* ACTIVITY LIST
[A] Translate this sentence from the TCM network passage into Spanish: "Nodes represent proteins and edges represent interactions."
[B] Answer these questions from the TCM network passage:
(i) How many highly connected regions did the IPCA algorithm detect in Figure 3(a)?
(ii) What color are the nodes for proteins that could be targeted by both herbal products?
(iii) On which side of Figure 3(b) is the hot pattern of RA shown?
[C] Please carry on the TCM network passage from its last sentence.

* GIVEN TEXT
+++++

The pharmacological networks of TCM therapy were built up by a similar method to biomedicine therapy. In Figure 3(a), eight highly connected regions were detected by the IPCA algorithm, allowing the detection of significant complexes or pathways in the network. The most relevant functions and pathways extracted from these subnetworks by the Biological Network Gene Ontology tool were related to ATP biosynthetic processes, RNA metabolic processes, regulation of the cell cycle, ATP synthesis, fibroblast growth factor receptor signaling pathway, and Ras protein signal transduction (Table 2). Then we used the graph merge tool to merge the TCM pharmacologic networks with the RA pattern networks (Figure 3(b)). In Figure 3(b), all nodes and lines in the background represent RA molecular networks. Nodes represent proteins and edges represent interactions. The cold pattern of RA is shown on the left, and the hot pattern is shown on the right. The red and green nodes represent the proteins that may be targeted by one herbal product in the TCM therapy, and the yellow nodes represent proteins that could be targeted by both herbal products in the TCM therapy or by the interaction between the two herbal products in the TCM therapy. Clearly, TCM therapy could target all three hot-pattern clusters (shown on the right side: I-kappa B kinase/NF-kappa B, and mRNA splicing), and a small part of the 4 cold-pattern clusters (shown on the left side: regulation of translation, protein ubiquitination pathway, JAK-STAT cascade, and RNA splicing), as well as a majority of nodes in the intersection region. The results suggest that the involved pathways in the TCM therapy may partly explain why the TCM therapy was more effective in treating hot-pattern RA patients.

+++++

* DATA PROVIDED
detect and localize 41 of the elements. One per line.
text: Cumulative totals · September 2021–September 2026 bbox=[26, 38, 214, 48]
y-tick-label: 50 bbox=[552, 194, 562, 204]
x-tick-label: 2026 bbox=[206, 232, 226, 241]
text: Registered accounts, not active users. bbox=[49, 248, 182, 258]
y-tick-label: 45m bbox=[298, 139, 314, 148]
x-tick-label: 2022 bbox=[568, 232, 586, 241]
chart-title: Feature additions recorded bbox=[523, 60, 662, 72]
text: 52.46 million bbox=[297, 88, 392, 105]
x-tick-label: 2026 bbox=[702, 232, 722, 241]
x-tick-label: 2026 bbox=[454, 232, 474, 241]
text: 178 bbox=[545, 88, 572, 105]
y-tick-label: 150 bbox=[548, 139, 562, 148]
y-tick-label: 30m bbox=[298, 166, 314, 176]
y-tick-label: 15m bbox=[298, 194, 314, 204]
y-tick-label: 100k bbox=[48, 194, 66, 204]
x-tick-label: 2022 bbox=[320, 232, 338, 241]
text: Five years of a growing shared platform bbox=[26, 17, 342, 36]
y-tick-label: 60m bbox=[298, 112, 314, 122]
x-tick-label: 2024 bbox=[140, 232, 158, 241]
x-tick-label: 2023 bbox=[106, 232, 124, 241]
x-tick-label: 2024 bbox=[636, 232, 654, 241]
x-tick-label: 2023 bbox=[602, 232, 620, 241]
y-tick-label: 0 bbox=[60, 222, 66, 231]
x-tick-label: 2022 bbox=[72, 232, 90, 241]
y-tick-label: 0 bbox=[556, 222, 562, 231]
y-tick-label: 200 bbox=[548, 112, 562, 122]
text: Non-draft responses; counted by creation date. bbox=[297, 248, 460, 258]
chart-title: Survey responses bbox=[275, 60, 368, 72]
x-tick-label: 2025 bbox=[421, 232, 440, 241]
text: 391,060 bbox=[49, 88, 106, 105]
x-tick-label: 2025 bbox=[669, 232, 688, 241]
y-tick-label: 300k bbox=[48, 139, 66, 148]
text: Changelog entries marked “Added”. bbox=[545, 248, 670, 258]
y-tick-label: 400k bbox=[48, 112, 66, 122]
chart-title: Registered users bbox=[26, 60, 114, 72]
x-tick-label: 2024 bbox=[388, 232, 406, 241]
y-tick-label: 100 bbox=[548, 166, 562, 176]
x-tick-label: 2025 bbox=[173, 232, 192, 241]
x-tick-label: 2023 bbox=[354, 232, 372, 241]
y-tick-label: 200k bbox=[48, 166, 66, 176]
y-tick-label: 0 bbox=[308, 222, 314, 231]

+++++

* RESPONSES TO THE TASKS
[A] Los nodos representan proteínas y las aristas representan interacciones.

[B]
(i) Eight.
(ii) Yellow.
(iii) The right.

[C]
tab2
Table 2: Most related pathways affected by TCM intervention.
fig3
Figure 3: Molecular network based mechanism of TCM therapy in treating RA. (a) shows the pharmacological network of TCM therapy obtained with PPI analysis. Node represents protein, and edge represents interaction. Left: centrality of pharmacological network of TCM therapy. Right: 8 highly connected clusters were obtained from PPI analysis, and the correlated pathways were shown in Table 2. Greed colored nodes represent nodes affected by either Glucosidorum Tripterygll Totorum tablet or Yishen Juanbi Tablet, yellow nodes represent nodes affected by the interaction of Glucosidorum Tripterygll Totorum tablet and Yishen Juanbi Tablet. Red colored nodes represent nonaffected nodes. (b) shows the merged networks of TCM intervention pharmacological networks and RA pattern networks. Node represents protein, and edge represents interaction. Left part is for cold pattern, and right part is for hot pattern. The dots between cold and hot patterns are the intersection between the two TCM patterns. The red and green colored nodes represent the proteins which could be targeted by one of the TCM products, and the yellow nodes represent the proteins which could be targeted by both TCM products, or by the interaction between the two TCM products.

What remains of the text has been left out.